**LISTED ENTRIES**
※ ※ ※
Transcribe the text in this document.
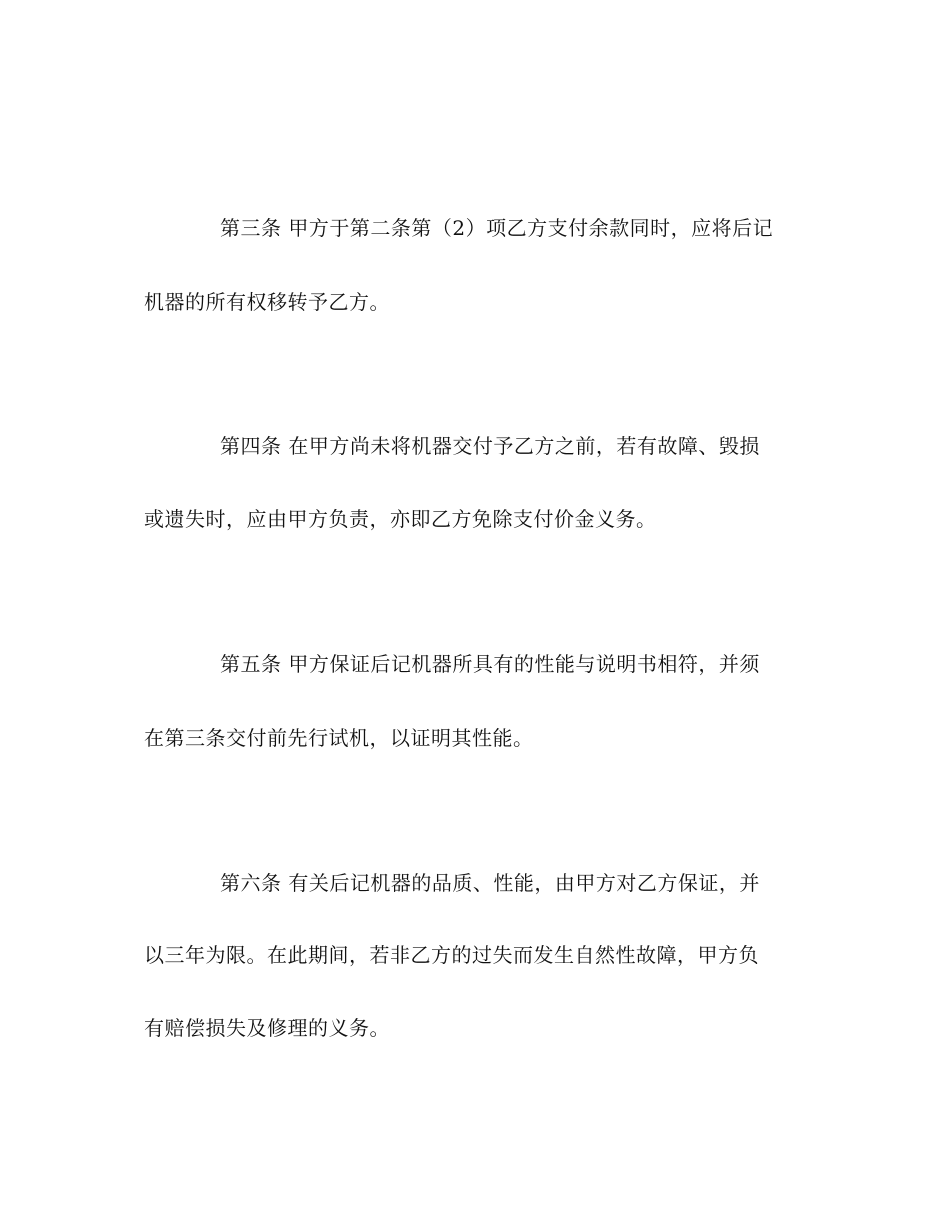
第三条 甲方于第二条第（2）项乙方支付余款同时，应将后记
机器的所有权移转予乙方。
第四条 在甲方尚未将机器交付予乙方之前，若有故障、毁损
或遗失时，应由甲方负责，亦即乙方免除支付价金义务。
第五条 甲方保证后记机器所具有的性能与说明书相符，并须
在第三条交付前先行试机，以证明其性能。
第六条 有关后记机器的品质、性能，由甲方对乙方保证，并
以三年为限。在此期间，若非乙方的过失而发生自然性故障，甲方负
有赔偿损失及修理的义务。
※ ※ ※
Repeat each entry precisely as it appears. Leave the pictures out.

Transcribe the text in this document.
第三条 甲方于第二条第（2）项乙方支付余款同时，应将后记
机器的所有权移转予乙方。
第四条 在甲方尚未将机器交付予乙方之前，若有故障、毁损
或遗失时，应由甲方负责，亦即乙方免除支付价金义务。
第五条 甲方保证后记机器所具有的性能与说明书相符，并须
在第三条交付前先行试机，以证明其性能。
第六条 有关后记机器的品质、性能，由甲方对乙方保证，并
以三年为限。在此期间，若非乙方的过失而发生自然性故障，甲方负
有赔偿损失及修理的义务。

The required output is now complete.